[Begin Data excerpts]
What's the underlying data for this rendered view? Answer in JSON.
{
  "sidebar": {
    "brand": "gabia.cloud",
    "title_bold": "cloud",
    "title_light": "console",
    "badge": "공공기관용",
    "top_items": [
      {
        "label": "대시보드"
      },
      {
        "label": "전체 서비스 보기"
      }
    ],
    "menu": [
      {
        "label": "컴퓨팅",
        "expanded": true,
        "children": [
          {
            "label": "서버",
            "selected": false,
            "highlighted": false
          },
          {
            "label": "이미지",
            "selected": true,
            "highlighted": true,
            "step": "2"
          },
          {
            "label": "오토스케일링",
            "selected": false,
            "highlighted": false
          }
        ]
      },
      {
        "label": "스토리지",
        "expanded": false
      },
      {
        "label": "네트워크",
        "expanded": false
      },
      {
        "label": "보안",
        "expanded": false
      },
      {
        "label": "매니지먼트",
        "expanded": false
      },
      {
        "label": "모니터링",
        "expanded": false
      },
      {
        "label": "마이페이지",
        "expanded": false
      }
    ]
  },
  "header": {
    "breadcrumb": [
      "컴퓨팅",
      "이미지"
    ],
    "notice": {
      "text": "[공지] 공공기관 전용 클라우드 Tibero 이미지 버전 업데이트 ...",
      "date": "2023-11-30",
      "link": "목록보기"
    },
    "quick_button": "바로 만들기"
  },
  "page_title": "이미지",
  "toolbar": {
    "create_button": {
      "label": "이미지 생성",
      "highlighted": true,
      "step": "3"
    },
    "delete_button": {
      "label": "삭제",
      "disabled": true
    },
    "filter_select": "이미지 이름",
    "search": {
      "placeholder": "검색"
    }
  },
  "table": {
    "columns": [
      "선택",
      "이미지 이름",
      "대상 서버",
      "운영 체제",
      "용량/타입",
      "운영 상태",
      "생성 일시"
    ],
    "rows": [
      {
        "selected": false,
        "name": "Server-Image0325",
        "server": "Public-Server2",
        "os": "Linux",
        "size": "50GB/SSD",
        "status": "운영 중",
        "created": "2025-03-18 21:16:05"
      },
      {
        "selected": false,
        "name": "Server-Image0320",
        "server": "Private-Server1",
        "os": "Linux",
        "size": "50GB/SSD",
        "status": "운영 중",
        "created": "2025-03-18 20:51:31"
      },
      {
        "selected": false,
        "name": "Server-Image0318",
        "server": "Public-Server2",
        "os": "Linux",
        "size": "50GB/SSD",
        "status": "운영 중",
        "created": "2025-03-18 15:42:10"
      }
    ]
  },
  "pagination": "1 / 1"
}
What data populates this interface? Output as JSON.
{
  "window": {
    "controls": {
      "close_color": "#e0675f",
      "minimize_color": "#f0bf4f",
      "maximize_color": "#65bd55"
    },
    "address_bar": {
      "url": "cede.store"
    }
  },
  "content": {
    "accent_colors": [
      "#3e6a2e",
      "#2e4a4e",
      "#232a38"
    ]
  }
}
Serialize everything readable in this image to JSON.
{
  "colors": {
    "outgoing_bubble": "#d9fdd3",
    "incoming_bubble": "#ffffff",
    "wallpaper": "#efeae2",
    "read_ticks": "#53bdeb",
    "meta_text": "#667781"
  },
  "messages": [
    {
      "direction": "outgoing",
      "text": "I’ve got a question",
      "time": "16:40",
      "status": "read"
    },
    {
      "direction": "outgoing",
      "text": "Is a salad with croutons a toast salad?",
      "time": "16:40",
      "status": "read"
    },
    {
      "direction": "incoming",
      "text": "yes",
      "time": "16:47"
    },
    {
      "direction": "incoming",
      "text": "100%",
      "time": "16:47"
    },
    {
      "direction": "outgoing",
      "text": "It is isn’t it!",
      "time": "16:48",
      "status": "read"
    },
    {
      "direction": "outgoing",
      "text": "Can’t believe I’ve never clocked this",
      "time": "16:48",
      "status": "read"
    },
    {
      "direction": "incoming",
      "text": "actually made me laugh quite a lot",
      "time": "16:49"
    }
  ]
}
[End Data excerpts]
Write out every line from the records above, word for word.

What's the underlying data for this rendered view? Answer in JSON.
{
  "sidebar": {
    "brand": "gabia.cloud",
    "title_bold": "cloud",
    "title_light": "console",
    "badge": "공공기관용",
    "top_items": [
      {
        "label": "대시보드"
      },
      {
        "label": "전체 서비스 보기"
      }
    ],
    "menu": [
      {
        "label": "컴퓨팅",
        "expanded": true,
        "children": [
          {
            "label": "서버",
            "selected": false,
            "highlighted": false
          },
          {
            "label": "이미지",
            "selected": true,
            "highlighted": true,
            "step": "2"
          },
          {
            "label": "오토스케일링",
            "selected": false,
            "highlighted": false
          }
        ]
      },
      {
        "label": "스토리지",
        "expanded": false
      },
      {
        "label": "네트워크",
        "expanded": false
      },
      {
        "label": "보안",
        "expanded": false
      },
      {
        "label": "매니지먼트",
        "expanded": false
      },
      {
        "label": "모니터링",
        "expanded": false
      },
      {
        "label": "마이페이지",
        "expanded": false
      }
    ]
  },
  "header": {
    "breadcrumb": [
      "컴퓨팅",
      "이미지"
    ],
    "notice": {
      "text": "[공지] 공공기관 전용 클라우드 Tibero 이미지 버전 업데이트 ...",
      "date": "2023-11-30",
      "link": "목록보기"
    },
    "quick_button": "바로 만들기"
  },
  "page_title": "이미지",
  "toolbar": {
    "create_button": {
      "label": "이미지 생성",
      "highlighted": true,
      "step": "3"
    },
    "delete_button": {
      "label": "삭제",
      "disabled": true
    },
    "filter_select": "이미지 이름",
    "search": {
      "placeholder": "검색"
    }
  },
  "table": {
    "columns": [
      "선택",
      "이미지 이름",
      "대상 서버",
      "운영 체제",
      "용량/타입",
      "운영 상태",
      "생성 일시"
    ],
    "rows": [
      {
        "selected": false,
        "name": "Server-Image0325",
        "server": "Public-Server2",
        "os": "Linux",
        "size": "50GB/SSD",
        "status": "운영 중",
        "created": "2025-03-18 21:16:05"
      },
      {
        "selected": false,
        "name": "Server-Image0320",
        "server": "Private-Server1",
        "os": "Linux",
        "size": "50GB/SSD",
        "status": "운영 중",
        "created": "2025-03-18 20:51:31"
      },
      {
        "selected": false,
        "name": "Server-Image0318",
        "server": "Public-Server2",
        "os": "Linux",
        "size": "50GB/SSD",
        "status": "운영 중",
        "created": "2025-03-18 15:42:10"
      }
    ]
  },
  "pagination": "1 / 1"
}
What data populates this interface? Output as JSON.
{
  "window": {
    "controls": {
      "close_color": "#e0675f",
      "minimize_color": "#f0bf4f",
      "maximize_color": "#65bd55"
    },
    "address_bar": {
      "url": "cede.store"
    }
  },
  "content": {
    "accent_colors": [
      "#3e6a2e",
      "#2e4a4e",
      "#232a38"
    ]
  }
}
Serialize everything readable in this image to JSON.
{
  "colors": {
    "outgoing_bubble": "#d9fdd3",
    "incoming_bubble": "#ffffff",
    "wallpaper": "#efeae2",
    "read_ticks": "#53bdeb",
    "meta_text": "#667781"
  },
  "messages": [
    {
      "direction": "outgoing",
      "text": "I’ve got a question",
      "time": "16:40",
      "status": "read"
    },
    {
      "direction": "outgoing",
      "text": "Is a salad with croutons a toast salad?",
      "time": "16:40",
      "status": "read"
    },
    {
      "direction": "incoming",
      "text": "yes",
      "time": "16:47"
    },
    {
      "direction": "incoming",
      "text": "100%",
      "time": "16:47"
    },
    {
      "direction": "outgoing",
      "text": "It is isn’t it!",
      "time": "16:48",
      "status": "read"
    },
    {
      "direction": "outgoing",
      "text": "Can’t believe I’ve never clocked this",
      "time": "16:48",
      "status": "read"
    },
    {
      "direction": "incoming",
      "text": "actually made me laugh quite a lot",
      "time": "16:49"
    }
  ]
}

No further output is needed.